§ What you have to do
Below are some records; give them all again exactly, but not the pictures.

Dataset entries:
╭──

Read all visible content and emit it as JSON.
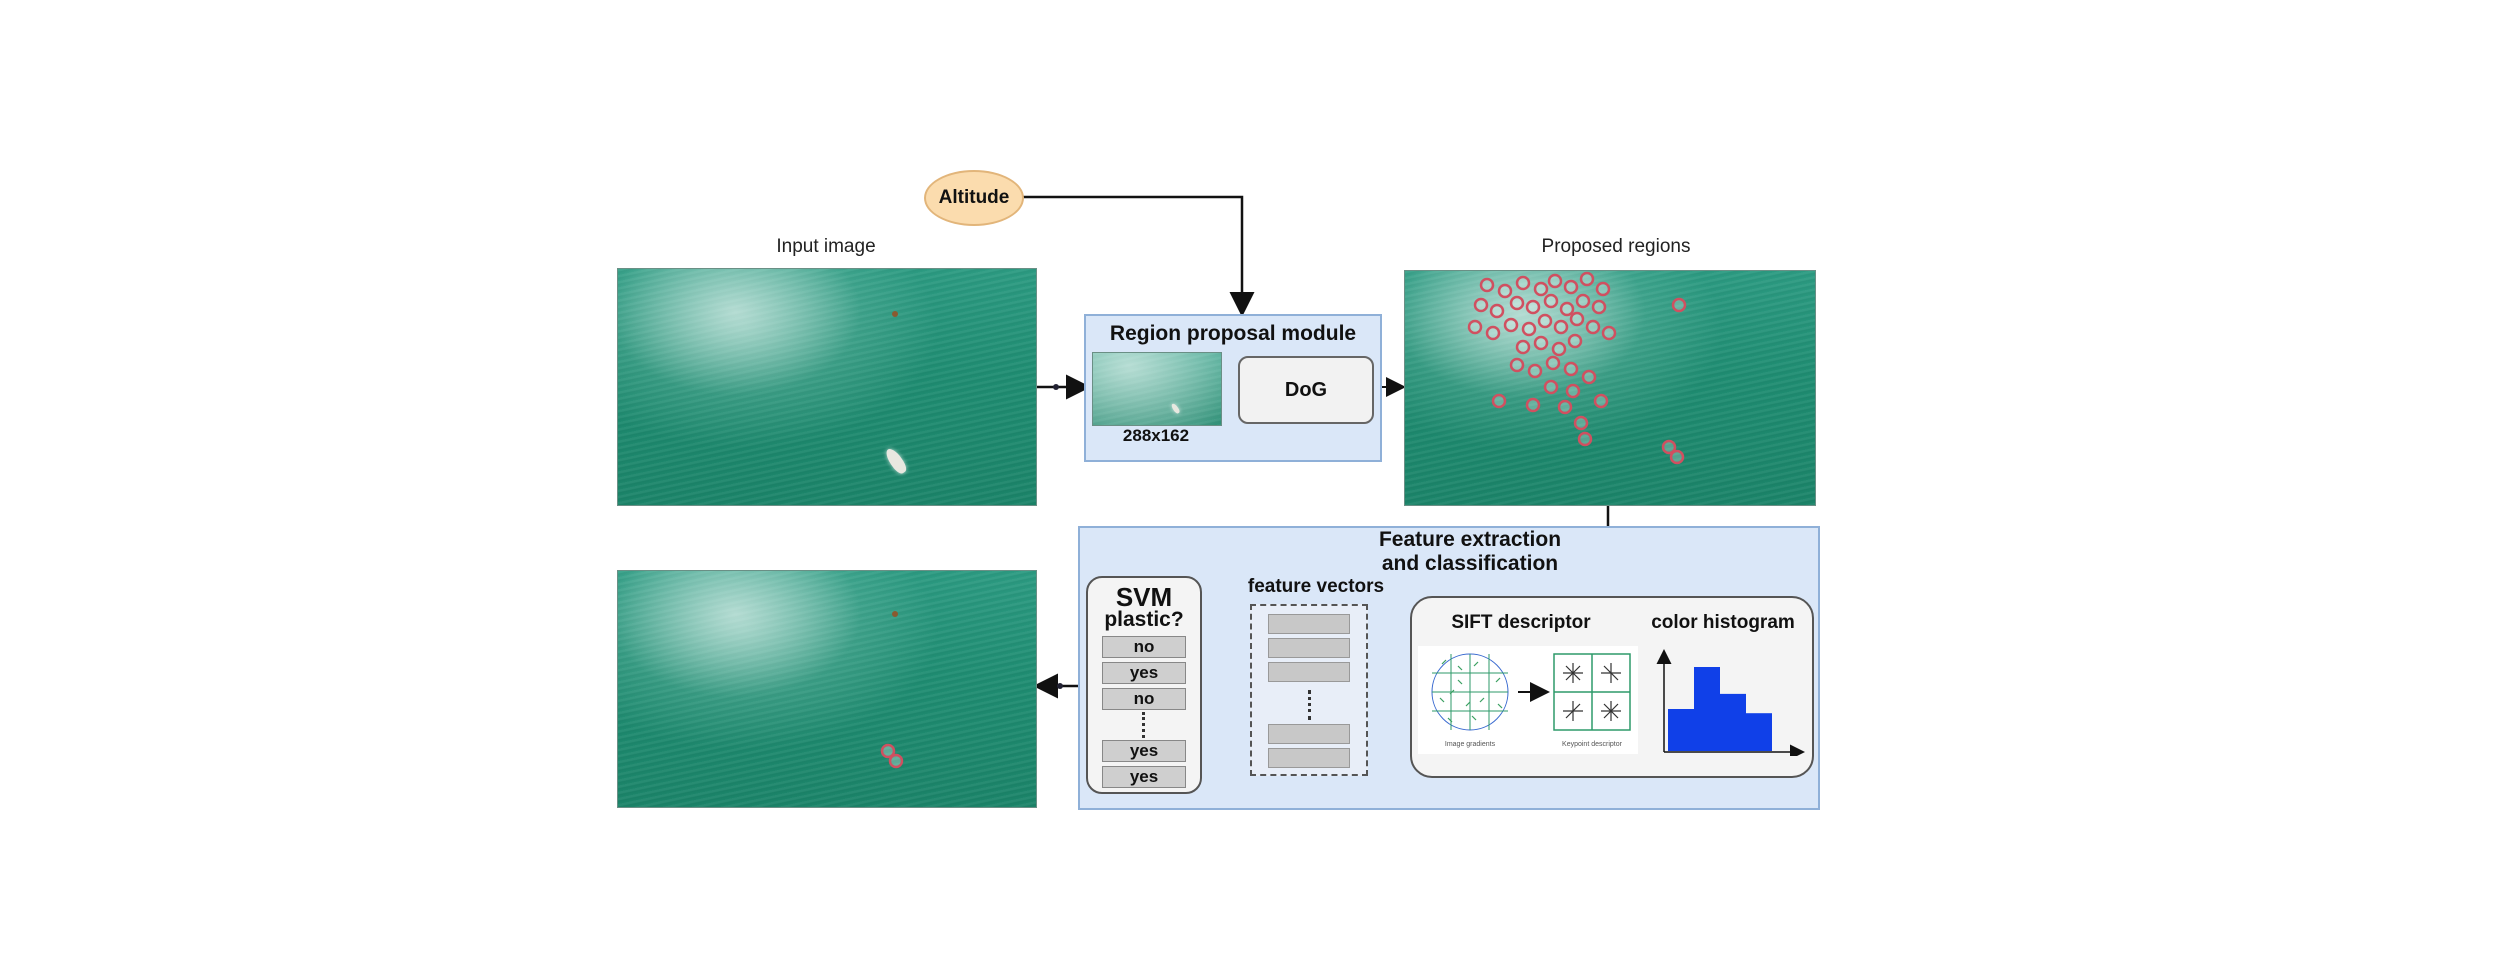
{
  "labels": {
    "altitude": "Altitude",
    "input_image": "Input image",
    "proposed_regions": "Proposed regions",
    "region_proposal_module": "Region proposal module",
    "dog": "DoG",
    "resolution": "288x162",
    "feature_extraction_line1": "Feature extraction",
    "feature_extraction_line2": "and classification",
    "feature_vectors": "feature vectors",
    "svm": "SVM",
    "svm_question": "plastic?",
    "sift_descriptor": "SIFT descriptor",
    "color_histogram": "color histogram",
    "sift_left_caption": "Image gradients",
    "sift_right_caption": "Keypoint descriptor"
  },
  "svm_outputs": [
    "no",
    "yes",
    "no",
    "yes",
    "yes"
  ],
  "colors": {
    "panel_fill": "#dae7f8",
    "panel_border": "#8fb0d8",
    "altitude_fill": "#fbdcae",
    "histogram_bar": "#1040e8",
    "region_marker": "#d05060",
    "sea": "#1f8d72"
  },
  "histogram": {
    "relative_bin_heights": [
      0.5,
      1.0,
      0.68,
      0.45
    ]
  }
}
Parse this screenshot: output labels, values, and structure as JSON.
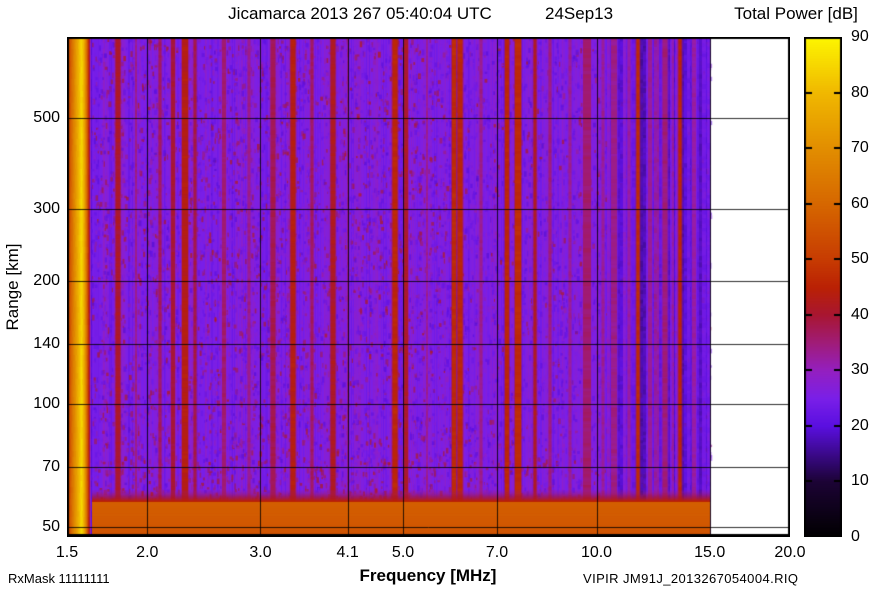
{
  "header": {
    "title_left": "Jicamarca 2013 267 05:40:04 UTC",
    "title_right": "24Sep13"
  },
  "footer": {
    "rx_mask": "RxMask 11111111",
    "source": "VIPIR  JM91J_2013267054004.RIQ"
  },
  "chart_data": {
    "type": "heatmap",
    "title": "Jicamarca 2013 267 05:40:04 UTC  24Sep13",
    "xlabel": "Frequency [MHz]",
    "ylabel": "Range [km]",
    "colorbar_label": "Total Power [dB]",
    "x_scale": "log",
    "y_scale": "log",
    "xlim": [
      1.5,
      20.0
    ],
    "ylim": [
      47.2,
      790
    ],
    "x_ticks": [
      1.5,
      2.0,
      3.0,
      4.1,
      5.0,
      7.0,
      10.0,
      15.0,
      20.0
    ],
    "x_tick_labels": [
      "1.5",
      "2.0",
      "3.0",
      "4.1",
      "5.0",
      "7.0",
      "10.0",
      "15.0",
      "20.0"
    ],
    "y_ticks": [
      50,
      70,
      100,
      140,
      200,
      300,
      500
    ],
    "y_tick_labels": [
      "50",
      "70",
      "100",
      "140",
      "200",
      "300",
      "500"
    ],
    "colorbar_range": [
      0,
      90
    ],
    "colorbar_ticks": [
      0,
      10,
      20,
      30,
      40,
      50,
      60,
      70,
      80,
      90
    ],
    "data_extent_mhz": [
      1.5,
      15.0
    ],
    "grid": true,
    "palette": [
      [
        0,
        "#000000"
      ],
      [
        10,
        "#1c0335"
      ],
      [
        20,
        "#5a0fe0"
      ],
      [
        25,
        "#7a1fe8"
      ],
      [
        30,
        "#941fc0"
      ],
      [
        35,
        "#a01c78"
      ],
      [
        40,
        "#a81632"
      ],
      [
        45,
        "#ba2104"
      ],
      [
        50,
        "#c73c02"
      ],
      [
        60,
        "#d66700"
      ],
      [
        70,
        "#e28e00"
      ],
      [
        80,
        "#f0b800"
      ],
      [
        90,
        "#fdf600"
      ]
    ],
    "background": {
      "db": 25,
      "noise_db": 4
    },
    "left_band": {
      "freq_mhz": [
        1.5,
        1.63
      ],
      "peak_db": 85,
      "edge_db": 44
    },
    "bottom_band": {
      "range_km": [
        47.2,
        58
      ],
      "db": 57,
      "transition_db": 44
    },
    "banded_region": {
      "freq_mhz": [
        10.4,
        15.0
      ],
      "db_range": [
        16,
        33
      ]
    },
    "rfi_stripes": [
      {
        "f": 1.8,
        "w": 5,
        "db": 41
      },
      {
        "f": 1.92,
        "w": 2,
        "db": 34
      },
      {
        "f": 2.09,
        "w": 3,
        "db": 37
      },
      {
        "f": 2.19,
        "w": 4,
        "db": 40
      },
      {
        "f": 2.29,
        "w": 6,
        "db": 44
      },
      {
        "f": 2.37,
        "w": 3,
        "db": 39
      },
      {
        "f": 2.63,
        "w": 4,
        "db": 36
      },
      {
        "f": 2.88,
        "w": 3,
        "db": 34
      },
      {
        "f": 3.14,
        "w": 5,
        "db": 38
      },
      {
        "f": 3.37,
        "w": 5,
        "db": 44
      },
      {
        "f": 3.61,
        "w": 3,
        "db": 37
      },
      {
        "f": 3.89,
        "w": 5,
        "db": 42
      },
      {
        "f": 4.1,
        "w": 2,
        "db": 34
      },
      {
        "f": 4.85,
        "w": 5,
        "db": 46
      },
      {
        "f": 5.06,
        "w": 4,
        "db": 41
      },
      {
        "f": 5.45,
        "w": 2,
        "db": 33
      },
      {
        "f": 6.0,
        "w": 4,
        "db": 47
      },
      {
        "f": 6.13,
        "w": 5,
        "db": 46
      },
      {
        "f": 6.6,
        "w": 3,
        "db": 34
      },
      {
        "f": 7.25,
        "w": 4,
        "db": 46
      },
      {
        "f": 7.56,
        "w": 6,
        "db": 47
      },
      {
        "f": 8.02,
        "w": 3,
        "db": 42
      },
      {
        "f": 8.46,
        "w": 3,
        "db": 35
      },
      {
        "f": 9.1,
        "w": 3,
        "db": 33
      },
      {
        "f": 9.66,
        "w": 8,
        "db": 36
      },
      {
        "f": 10.25,
        "w": 3,
        "db": 33
      },
      {
        "f": 10.65,
        "w": 6,
        "db": 34
      },
      {
        "f": 11.25,
        "w": 3,
        "db": 32
      },
      {
        "f": 11.6,
        "w": 3,
        "db": 47
      },
      {
        "f": 12.1,
        "w": 4,
        "db": 33
      },
      {
        "f": 12.8,
        "w": 5,
        "db": 35
      },
      {
        "f": 13.5,
        "w": 3,
        "db": 46
      },
      {
        "f": 14.2,
        "w": 4,
        "db": 32
      }
    ]
  }
}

╰──

§ Correct result
Read all visible content and emit it as JSON.
{
  "labels": {
    "altitude": "Altitude",
    "input_image": "Input image",
    "proposed_regions": "Proposed regions",
    "region_proposal_module": "Region proposal module",
    "dog": "DoG",
    "resolution": "288x162",
    "feature_extraction_line1": "Feature extraction",
    "feature_extraction_line2": "and classification",
    "feature_vectors": "feature vectors",
    "svm": "SVM",
    "svm_question": "plastic?",
    "sift_descriptor": "SIFT descriptor",
    "color_histogram": "color histogram",
    "sift_left_caption": "Image gradients",
    "sift_right_caption": "Keypoint descriptor"
  },
  "svm_outputs": [
    "no",
    "yes",
    "no",
    "yes",
    "yes"
  ],
  "colors": {
    "panel_fill": "#dae7f8",
    "panel_border": "#8fb0d8",
    "altitude_fill": "#fbdcae",
    "histogram_bar": "#1040e8",
    "region_marker": "#d05060",
    "sea": "#1f8d72"
  },
  "histogram": {
    "relative_bin_heights": [
      0.5,
      1.0,
      0.68,
      0.45
    ]
  }
}
Parse this screenshot: output labels, values, and structure as JSON.
{
  "header": {
    "title_left": "Jicamarca 2013 267 05:40:04 UTC",
    "title_right": "24Sep13"
  },
  "footer": {
    "rx_mask": "RxMask 11111111",
    "source": "VIPIR  JM91J_2013267054004.RIQ"
  },
  "chart_data": {
    "type": "heatmap",
    "title": "Jicamarca 2013 267 05:40:04 UTC  24Sep13",
    "xlabel": "Frequency [MHz]",
    "ylabel": "Range [km]",
    "colorbar_label": "Total Power [dB]",
    "x_scale": "log",
    "y_scale": "log",
    "xlim": [
      1.5,
      20.0
    ],
    "ylim": [
      47.2,
      790
    ],
    "x_ticks": [
      1.5,
      2.0,
      3.0,
      4.1,
      5.0,
      7.0,
      10.0,
      15.0,
      20.0
    ],
    "x_tick_labels": [
      "1.5",
      "2.0",
      "3.0",
      "4.1",
      "5.0",
      "7.0",
      "10.0",
      "15.0",
      "20.0"
    ],
    "y_ticks": [
      50,
      70,
      100,
      140,
      200,
      300,
      500
    ],
    "y_tick_labels": [
      "50",
      "70",
      "100",
      "140",
      "200",
      "300",
      "500"
    ],
    "colorbar_range": [
      0,
      90
    ],
    "colorbar_ticks": [
      0,
      10,
      20,
      30,
      40,
      50,
      60,
      70,
      80,
      90
    ],
    "data_extent_mhz": [
      1.5,
      15.0
    ],
    "grid": true,
    "palette": [
      [
        0,
        "#000000"
      ],
      [
        10,
        "#1c0335"
      ],
      [
        20,
        "#5a0fe0"
      ],
      [
        25,
        "#7a1fe8"
      ],
      [
        30,
        "#941fc0"
      ],
      [
        35,
        "#a01c78"
      ],
      [
        40,
        "#a81632"
      ],
      [
        45,
        "#ba2104"
      ],
      [
        50,
        "#c73c02"
      ],
      [
        60,
        "#d66700"
      ],
      [
        70,
        "#e28e00"
      ],
      [
        80,
        "#f0b800"
      ],
      [
        90,
        "#fdf600"
      ]
    ],
    "background": {
      "db": 25,
      "noise_db": 4
    },
    "left_band": {
      "freq_mhz": [
        1.5,
        1.63
      ],
      "peak_db": 85,
      "edge_db": 44
    },
    "bottom_band": {
      "range_km": [
        47.2,
        58
      ],
      "db": 57,
      "transition_db": 44
    },
    "banded_region": {
      "freq_mhz": [
        10.4,
        15.0
      ],
      "db_range": [
        16,
        33
      ]
    },
    "rfi_stripes": [
      {
        "f": 1.8,
        "w": 5,
        "db": 41
      },
      {
        "f": 1.92,
        "w": 2,
        "db": 34
      },
      {
        "f": 2.09,
        "w": 3,
        "db": 37
      },
      {
        "f": 2.19,
        "w": 4,
        "db": 40
      },
      {
        "f": 2.29,
        "w": 6,
        "db": 44
      },
      {
        "f": 2.37,
        "w": 3,
        "db": 39
      },
      {
        "f": 2.63,
        "w": 4,
        "db": 36
      },
      {
        "f": 2.88,
        "w": 3,
        "db": 34
      },
      {
        "f": 3.14,
        "w": 5,
        "db": 38
      },
      {
        "f": 3.37,
        "w": 5,
        "db": 44
      },
      {
        "f": 3.61,
        "w": 3,
        "db": 37
      },
      {
        "f": 3.89,
        "w": 5,
        "db": 42
      },
      {
        "f": 4.1,
        "w": 2,
        "db": 34
      },
      {
        "f": 4.85,
        "w": 5,
        "db": 46
      },
      {
        "f": 5.06,
        "w": 4,
        "db": 41
      },
      {
        "f": 5.45,
        "w": 2,
        "db": 33
      },
      {
        "f": 6.0,
        "w": 4,
        "db": 47
      },
      {
        "f": 6.13,
        "w": 5,
        "db": 46
      },
      {
        "f": 6.6,
        "w": 3,
        "db": 34
      },
      {
        "f": 7.25,
        "w": 4,
        "db": 46
      },
      {
        "f": 7.56,
        "w": 6,
        "db": 47
      },
      {
        "f": 8.02,
        "w": 3,
        "db": 42
      },
      {
        "f": 8.46,
        "w": 3,
        "db": 35
      },
      {
        "f": 9.1,
        "w": 3,
        "db": 33
      },
      {
        "f": 9.66,
        "w": 8,
        "db": 36
      },
      {
        "f": 10.25,
        "w": 3,
        "db": 33
      },
      {
        "f": 10.65,
        "w": 6,
        "db": 34
      },
      {
        "f": 11.25,
        "w": 3,
        "db": 32
      },
      {
        "f": 11.6,
        "w": 3,
        "db": 47
      },
      {
        "f": 12.1,
        "w": 4,
        "db": 33
      },
      {
        "f": 12.8,
        "w": 5,
        "db": 35
      },
      {
        "f": 13.5,
        "w": 3,
        "db": 46
      },
      {
        "f": 14.2,
        "w": 4,
        "db": 32
      }
    ]
  }
}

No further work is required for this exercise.